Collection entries
● ● ● ● ● ● ●
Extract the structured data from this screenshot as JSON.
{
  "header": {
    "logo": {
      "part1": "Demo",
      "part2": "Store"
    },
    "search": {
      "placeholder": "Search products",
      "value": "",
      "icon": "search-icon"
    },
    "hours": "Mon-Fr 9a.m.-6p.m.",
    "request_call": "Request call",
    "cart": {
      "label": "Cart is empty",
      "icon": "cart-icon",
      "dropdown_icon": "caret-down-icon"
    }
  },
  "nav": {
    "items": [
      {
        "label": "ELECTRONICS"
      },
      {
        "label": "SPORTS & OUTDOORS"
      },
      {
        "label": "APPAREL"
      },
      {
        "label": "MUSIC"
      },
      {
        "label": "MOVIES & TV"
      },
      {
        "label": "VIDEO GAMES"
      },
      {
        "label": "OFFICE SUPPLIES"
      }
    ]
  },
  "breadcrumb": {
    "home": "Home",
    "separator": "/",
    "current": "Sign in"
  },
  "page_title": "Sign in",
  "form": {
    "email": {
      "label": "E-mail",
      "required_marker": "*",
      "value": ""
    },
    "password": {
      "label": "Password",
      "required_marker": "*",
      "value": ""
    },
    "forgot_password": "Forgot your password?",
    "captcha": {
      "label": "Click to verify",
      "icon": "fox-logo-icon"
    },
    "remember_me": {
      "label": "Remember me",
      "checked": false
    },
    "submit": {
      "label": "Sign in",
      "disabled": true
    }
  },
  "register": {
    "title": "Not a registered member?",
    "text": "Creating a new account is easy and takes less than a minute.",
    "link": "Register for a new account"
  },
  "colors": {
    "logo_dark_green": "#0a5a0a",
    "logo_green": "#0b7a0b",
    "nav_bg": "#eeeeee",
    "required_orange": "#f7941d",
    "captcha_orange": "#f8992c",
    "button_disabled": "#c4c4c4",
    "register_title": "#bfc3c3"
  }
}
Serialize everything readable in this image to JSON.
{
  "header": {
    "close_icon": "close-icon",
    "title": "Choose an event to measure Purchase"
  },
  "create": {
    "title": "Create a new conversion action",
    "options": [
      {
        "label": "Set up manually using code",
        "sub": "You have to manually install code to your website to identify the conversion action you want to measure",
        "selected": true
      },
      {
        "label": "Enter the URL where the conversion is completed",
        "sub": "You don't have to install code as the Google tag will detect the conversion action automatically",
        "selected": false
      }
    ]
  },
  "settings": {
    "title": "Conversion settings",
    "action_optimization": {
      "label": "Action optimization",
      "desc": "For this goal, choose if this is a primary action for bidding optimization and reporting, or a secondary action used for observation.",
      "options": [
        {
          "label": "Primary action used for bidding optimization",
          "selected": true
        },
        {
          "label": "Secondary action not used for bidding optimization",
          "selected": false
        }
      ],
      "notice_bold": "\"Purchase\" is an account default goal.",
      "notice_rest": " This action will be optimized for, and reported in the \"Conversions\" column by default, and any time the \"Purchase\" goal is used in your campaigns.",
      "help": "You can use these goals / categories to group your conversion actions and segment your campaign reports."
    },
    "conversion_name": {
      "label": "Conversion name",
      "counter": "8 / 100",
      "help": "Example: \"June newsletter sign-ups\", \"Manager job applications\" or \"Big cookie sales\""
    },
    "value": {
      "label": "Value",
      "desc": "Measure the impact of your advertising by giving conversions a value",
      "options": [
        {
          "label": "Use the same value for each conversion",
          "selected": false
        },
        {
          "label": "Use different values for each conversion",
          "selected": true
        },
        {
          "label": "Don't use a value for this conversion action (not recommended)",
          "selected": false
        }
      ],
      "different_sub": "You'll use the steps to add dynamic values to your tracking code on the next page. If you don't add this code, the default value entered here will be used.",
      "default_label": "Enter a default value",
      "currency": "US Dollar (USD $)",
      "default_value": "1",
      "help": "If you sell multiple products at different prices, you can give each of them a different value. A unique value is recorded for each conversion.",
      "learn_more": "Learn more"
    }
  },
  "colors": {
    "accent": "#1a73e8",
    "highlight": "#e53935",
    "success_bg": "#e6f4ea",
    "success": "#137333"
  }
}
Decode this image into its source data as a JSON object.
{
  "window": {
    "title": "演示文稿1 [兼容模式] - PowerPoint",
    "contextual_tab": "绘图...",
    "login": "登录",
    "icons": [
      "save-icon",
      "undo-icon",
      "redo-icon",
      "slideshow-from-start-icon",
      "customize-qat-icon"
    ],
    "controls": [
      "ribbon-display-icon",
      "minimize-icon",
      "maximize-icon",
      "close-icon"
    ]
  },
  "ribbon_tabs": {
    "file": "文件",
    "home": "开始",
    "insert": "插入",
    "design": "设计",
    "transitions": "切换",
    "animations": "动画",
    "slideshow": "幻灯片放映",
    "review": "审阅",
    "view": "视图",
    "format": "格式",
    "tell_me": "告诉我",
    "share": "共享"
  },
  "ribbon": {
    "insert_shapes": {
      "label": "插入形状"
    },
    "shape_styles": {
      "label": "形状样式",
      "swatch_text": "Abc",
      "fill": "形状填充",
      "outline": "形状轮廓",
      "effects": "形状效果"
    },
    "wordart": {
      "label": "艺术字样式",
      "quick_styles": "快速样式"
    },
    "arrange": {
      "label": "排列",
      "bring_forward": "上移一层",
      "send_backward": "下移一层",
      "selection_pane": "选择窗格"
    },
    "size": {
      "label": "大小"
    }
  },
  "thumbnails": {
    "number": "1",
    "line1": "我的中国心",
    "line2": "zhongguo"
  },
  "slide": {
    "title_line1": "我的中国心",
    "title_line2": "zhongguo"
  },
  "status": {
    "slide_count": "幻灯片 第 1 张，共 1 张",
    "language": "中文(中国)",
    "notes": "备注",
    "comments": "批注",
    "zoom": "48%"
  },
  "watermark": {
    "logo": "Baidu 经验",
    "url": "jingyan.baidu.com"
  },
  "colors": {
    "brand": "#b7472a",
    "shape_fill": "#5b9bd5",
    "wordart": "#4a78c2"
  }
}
● ● ● ● ● ● ●
Return every entry verbatim.

Extract the structured data from this screenshot as JSON.
{
  "header": {
    "logo": {
      "part1": "Demo",
      "part2": "Store"
    },
    "search": {
      "placeholder": "Search products",
      "value": "",
      "icon": "search-icon"
    },
    "hours": "Mon-Fr 9a.m.-6p.m.",
    "request_call": "Request call",
    "cart": {
      "label": "Cart is empty",
      "icon": "cart-icon",
      "dropdown_icon": "caret-down-icon"
    }
  },
  "nav": {
    "items": [
      {
        "label": "ELECTRONICS"
      },
      {
        "label": "SPORTS & OUTDOORS"
      },
      {
        "label": "APPAREL"
      },
      {
        "label": "MUSIC"
      },
      {
        "label": "MOVIES & TV"
      },
      {
        "label": "VIDEO GAMES"
      },
      {
        "label": "OFFICE SUPPLIES"
      }
    ]
  },
  "breadcrumb": {
    "home": "Home",
    "separator": "/",
    "current": "Sign in"
  },
  "page_title": "Sign in",
  "form": {
    "email": {
      "label": "E-mail",
      "required_marker": "*",
      "value": ""
    },
    "password": {
      "label": "Password",
      "required_marker": "*",
      "value": ""
    },
    "forgot_password": "Forgot your password?",
    "captcha": {
      "label": "Click to verify",
      "icon": "fox-logo-icon"
    },
    "remember_me": {
      "label": "Remember me",
      "checked": false
    },
    "submit": {
      "label": "Sign in",
      "disabled": true
    }
  },
  "register": {
    "title": "Not a registered member?",
    "text": "Creating a new account is easy and takes less than a minute.",
    "link": "Register for a new account"
  },
  "colors": {
    "logo_dark_green": "#0a5a0a",
    "logo_green": "#0b7a0b",
    "nav_bg": "#eeeeee",
    "required_orange": "#f7941d",
    "captcha_orange": "#f8992c",
    "button_disabled": "#c4c4c4",
    "register_title": "#bfc3c3"
  }
}
Serialize everything readable in this image to JSON.
{
  "header": {
    "close_icon": "close-icon",
    "title": "Choose an event to measure Purchase"
  },
  "create": {
    "title": "Create a new conversion action",
    "options": [
      {
        "label": "Set up manually using code",
        "sub": "You have to manually install code to your website to identify the conversion action you want to measure",
        "selected": true
      },
      {
        "label": "Enter the URL where the conversion is completed",
        "sub": "You don't have to install code as the Google tag will detect the conversion action automatically",
        "selected": false
      }
    ]
  },
  "settings": {
    "title": "Conversion settings",
    "action_optimization": {
      "label": "Action optimization",
      "desc": "For this goal, choose if this is a primary action for bidding optimization and reporting, or a secondary action used for observation.",
      "options": [
        {
          "label": "Primary action used for bidding optimization",
          "selected": true
        },
        {
          "label": "Secondary action not used for bidding optimization",
          "selected": false
        }
      ],
      "notice_bold": "\"Purchase\" is an account default goal.",
      "notice_rest": " This action will be optimized for, and reported in the \"Conversions\" column by default, and any time the \"Purchase\" goal is used in your campaigns.",
      "help": "You can use these goals / categories to group your conversion actions and segment your campaign reports."
    },
    "conversion_name": {
      "label": "Conversion name",
      "counter": "8 / 100",
      "help": "Example: \"June newsletter sign-ups\", \"Manager job applications\" or \"Big cookie sales\""
    },
    "value": {
      "label": "Value",
      "desc": "Measure the impact of your advertising by giving conversions a value",
      "options": [
        {
          "label": "Use the same value for each conversion",
          "selected": false
        },
        {
          "label": "Use different values for each conversion",
          "selected": true
        },
        {
          "label": "Don't use a value for this conversion action (not recommended)",
          "selected": false
        }
      ],
      "different_sub": "You'll use the steps to add dynamic values to your tracking code on the next page. If you don't add this code, the default value entered here will be used.",
      "default_label": "Enter a default value",
      "currency": "US Dollar (USD $)",
      "default_value": "1",
      "help": "If you sell multiple products at different prices, you can give each of them a different value. A unique value is recorded for each conversion.",
      "learn_more": "Learn more"
    }
  },
  "colors": {
    "accent": "#1a73e8",
    "highlight": "#e53935",
    "success_bg": "#e6f4ea",
    "success": "#137333"
  }
}
Decode this image into its source data as a JSON object.
{
  "window": {
    "title": "演示文稿1 [兼容模式] - PowerPoint",
    "contextual_tab": "绘图...",
    "login": "登录",
    "icons": [
      "save-icon",
      "undo-icon",
      "redo-icon",
      "slideshow-from-start-icon",
      "customize-qat-icon"
    ],
    "controls": [
      "ribbon-display-icon",
      "minimize-icon",
      "maximize-icon",
      "close-icon"
    ]
  },
  "ribbon_tabs": {
    "file": "文件",
    "home": "开始",
    "insert": "插入",
    "design": "设计",
    "transitions": "切换",
    "animations": "动画",
    "slideshow": "幻灯片放映",
    "review": "审阅",
    "view": "视图",
    "format": "格式",
    "tell_me": "告诉我",
    "share": "共享"
  },
  "ribbon": {
    "insert_shapes": {
      "label": "插入形状"
    },
    "shape_styles": {
      "label": "形状样式",
      "swatch_text": "Abc",
      "fill": "形状填充",
      "outline": "形状轮廓",
      "effects": "形状效果"
    },
    "wordart": {
      "label": "艺术字样式",
      "quick_styles": "快速样式"
    },
    "arrange": {
      "label": "排列",
      "bring_forward": "上移一层",
      "send_backward": "下移一层",
      "selection_pane": "选择窗格"
    },
    "size": {
      "label": "大小"
    }
  },
  "thumbnails": {
    "number": "1",
    "line1": "我的中国心",
    "line2": "zhongguo"
  },
  "slide": {
    "title_line1": "我的中国心",
    "title_line2": "zhongguo"
  },
  "status": {
    "slide_count": "幻灯片 第 1 张，共 1 张",
    "language": "中文(中国)",
    "notes": "备注",
    "comments": "批注",
    "zoom": "48%"
  },
  "watermark": {
    "logo": "Baidu 经验",
    "url": "jingyan.baidu.com"
  },
  "colors": {
    "brand": "#b7472a",
    "shape_fill": "#5b9bd5",
    "wordart": "#4a78c2"
  }
}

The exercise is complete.